▸ **STATED PROBLEM**
Please give the data below again in full, exactly as it stands.

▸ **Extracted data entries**
——

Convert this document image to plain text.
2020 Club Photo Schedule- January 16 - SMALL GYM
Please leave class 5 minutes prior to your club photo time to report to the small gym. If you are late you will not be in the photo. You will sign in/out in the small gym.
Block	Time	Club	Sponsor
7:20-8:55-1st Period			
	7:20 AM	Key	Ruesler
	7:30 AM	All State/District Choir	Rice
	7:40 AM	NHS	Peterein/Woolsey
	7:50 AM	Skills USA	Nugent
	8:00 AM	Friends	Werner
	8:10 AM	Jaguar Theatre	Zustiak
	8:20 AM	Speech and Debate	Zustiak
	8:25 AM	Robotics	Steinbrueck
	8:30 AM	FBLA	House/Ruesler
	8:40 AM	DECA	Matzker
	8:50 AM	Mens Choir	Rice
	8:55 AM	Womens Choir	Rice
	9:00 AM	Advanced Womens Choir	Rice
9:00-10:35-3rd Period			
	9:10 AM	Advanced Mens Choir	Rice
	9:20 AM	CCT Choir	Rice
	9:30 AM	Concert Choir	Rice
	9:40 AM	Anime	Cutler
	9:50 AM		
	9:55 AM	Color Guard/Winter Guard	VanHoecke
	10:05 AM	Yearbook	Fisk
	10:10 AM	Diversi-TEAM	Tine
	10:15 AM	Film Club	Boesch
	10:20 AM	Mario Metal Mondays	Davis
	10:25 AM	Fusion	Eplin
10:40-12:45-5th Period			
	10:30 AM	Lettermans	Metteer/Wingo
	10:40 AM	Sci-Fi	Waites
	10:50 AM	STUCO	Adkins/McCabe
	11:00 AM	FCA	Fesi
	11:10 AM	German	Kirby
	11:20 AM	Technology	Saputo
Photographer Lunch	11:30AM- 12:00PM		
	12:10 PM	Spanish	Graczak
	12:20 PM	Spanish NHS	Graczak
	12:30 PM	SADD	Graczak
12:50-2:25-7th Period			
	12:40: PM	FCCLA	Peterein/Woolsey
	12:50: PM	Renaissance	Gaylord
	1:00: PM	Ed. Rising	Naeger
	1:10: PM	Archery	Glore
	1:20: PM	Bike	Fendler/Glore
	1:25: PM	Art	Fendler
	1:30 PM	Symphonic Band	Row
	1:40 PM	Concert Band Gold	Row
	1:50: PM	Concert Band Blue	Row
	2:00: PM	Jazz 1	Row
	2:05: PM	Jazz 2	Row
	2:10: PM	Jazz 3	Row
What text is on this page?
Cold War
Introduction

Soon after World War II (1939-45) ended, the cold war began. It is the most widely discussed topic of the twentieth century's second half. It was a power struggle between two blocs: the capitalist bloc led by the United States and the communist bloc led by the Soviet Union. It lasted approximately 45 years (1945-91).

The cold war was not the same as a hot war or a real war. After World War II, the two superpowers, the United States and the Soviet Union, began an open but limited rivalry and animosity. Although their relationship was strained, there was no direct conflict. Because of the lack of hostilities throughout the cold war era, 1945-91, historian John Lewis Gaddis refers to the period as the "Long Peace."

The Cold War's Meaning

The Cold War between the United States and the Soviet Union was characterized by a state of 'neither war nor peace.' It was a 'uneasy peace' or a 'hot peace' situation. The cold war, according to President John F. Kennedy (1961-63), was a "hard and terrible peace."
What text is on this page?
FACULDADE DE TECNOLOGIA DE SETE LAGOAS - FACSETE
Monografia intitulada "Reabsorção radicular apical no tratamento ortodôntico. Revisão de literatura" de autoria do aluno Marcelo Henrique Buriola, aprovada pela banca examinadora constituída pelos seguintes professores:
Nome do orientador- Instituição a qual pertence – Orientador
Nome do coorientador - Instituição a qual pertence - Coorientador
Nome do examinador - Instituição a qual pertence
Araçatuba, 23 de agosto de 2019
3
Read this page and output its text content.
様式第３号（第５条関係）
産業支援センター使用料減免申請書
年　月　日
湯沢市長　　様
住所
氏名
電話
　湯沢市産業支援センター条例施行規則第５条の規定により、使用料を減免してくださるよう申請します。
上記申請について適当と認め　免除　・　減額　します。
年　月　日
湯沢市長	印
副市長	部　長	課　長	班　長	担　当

——

▸ **RESULT OF THE TASK**
Convert this document image to plain text.
2020 Club Photo Schedule- January 16 - SMALL GYM
Please leave class 5 minutes prior to your club photo time to report to the small gym. If you are late you will not be in the photo. You will sign in/out in the small gym.
Block	Time	Club	Sponsor
7:20-8:55-1st Period			
	7:20 AM	Key	Ruesler
	7:30 AM	All State/District Choir	Rice
	7:40 AM	NHS	Peterein/Woolsey
	7:50 AM	Skills USA	Nugent
	8:00 AM	Friends	Werner
	8:10 AM	Jaguar Theatre	Zustiak
	8:20 AM	Speech and Debate	Zustiak
	8:25 AM	Robotics	Steinbrueck
	8:30 AM	FBLA	House/Ruesler
	8:40 AM	DECA	Matzker
	8:50 AM	Mens Choir	Rice
	8:55 AM	Womens Choir	Rice
	9:00 AM	Advanced Womens Choir	Rice
9:00-10:35-3rd Period			
	9:10 AM	Advanced Mens Choir	Rice
	9:20 AM	CCT Choir	Rice
	9:30 AM	Concert Choir	Rice
	9:40 AM	Anime	Cutler
	9:50 AM		
	9:55 AM	Color Guard/Winter Guard	VanHoecke
	10:05 AM	Yearbook	Fisk
	10:10 AM	Diversi-TEAM	Tine
	10:15 AM	Film Club	Boesch
	10:20 AM	Mario Metal Mondays	Davis
	10:25 AM	Fusion	Eplin
10:40-12:45-5th Period			
	10:30 AM	Lettermans	Metteer/Wingo
	10:40 AM	Sci-Fi	Waites
	10:50 AM	STUCO	Adkins/McCabe
	11:00 AM	FCA	Fesi
	11:10 AM	German	Kirby
	11:20 AM	Technology	Saputo
Photographer Lunch	11:30AM- 12:00PM		
	12:10 PM	Spanish	Graczak
	12:20 PM	Spanish NHS	Graczak
	12:30 PM	SADD	Graczak
12:50-2:25-7th Period			
	12:40: PM	FCCLA	Peterein/Woolsey
	12:50: PM	Renaissance	Gaylord
	1:00: PM	Ed. Rising	Naeger
	1:10: PM	Archery	Glore
	1:20: PM	Bike	Fendler/Glore
	1:25: PM	Art	Fendler
	1:30 PM	Symphonic Band	Row
	1:40 PM	Concert Band Gold	Row
	1:50: PM	Concert Band Blue	Row
	2:00: PM	Jazz 1	Row
	2:05: PM	Jazz 2	Row
	2:10: PM	Jazz 3	Row
What text is on this page?
Cold War
Introduction

Soon after World War II (1939-45) ended, the cold war began. It is the most widely discussed topic of the twentieth century's second half. It was a power struggle between two blocs: the capitalist bloc led by the United States and the communist bloc led by the Soviet Union. It lasted approximately 45 years (1945-91).

The cold war was not the same as a hot war or a real war. After World War II, the two superpowers, the United States and the Soviet Union, began an open but limited rivalry and animosity. Although their relationship was strained, there was no direct conflict. Because of the lack of hostilities throughout the cold war era, 1945-91, historian John Lewis Gaddis refers to the period as the "Long Peace."

The Cold War's Meaning

The Cold War between the United States and the Soviet Union was characterized by a state of 'neither war nor peace.' It was a 'uneasy peace' or a 'hot peace' situation. The cold war, according to President John F. Kennedy (1961-63), was a "hard and terrible peace."
What text is on this page?
FACULDADE DE TECNOLOGIA DE SETE LAGOAS - FACSETE
Monografia intitulada "Reabsorção radicular apical no tratamento ortodôntico. Revisão de literatura" de autoria do aluno Marcelo Henrique Buriola, aprovada pela banca examinadora constituída pelos seguintes professores:
Nome do orientador- Instituição a qual pertence – Orientador
Nome do coorientador - Instituição a qual pertence - Coorientador
Nome do examinador - Instituição a qual pertence
Araçatuba, 23 de agosto de 2019
3
Read this page and output its text content.
様式第３号（第５条関係）
産業支援センター使用料減免申請書
年　月　日
湯沢市長　　様
住所
氏名
電話
　湯沢市産業支援センター条例施行規則第５条の規定により、使用料を減免してくださるよう申請します。
上記申請について適当と認め　免除　・　減額　します。
年　月　日
湯沢市長	印
副市長	部　長	課　長	班　長	担　当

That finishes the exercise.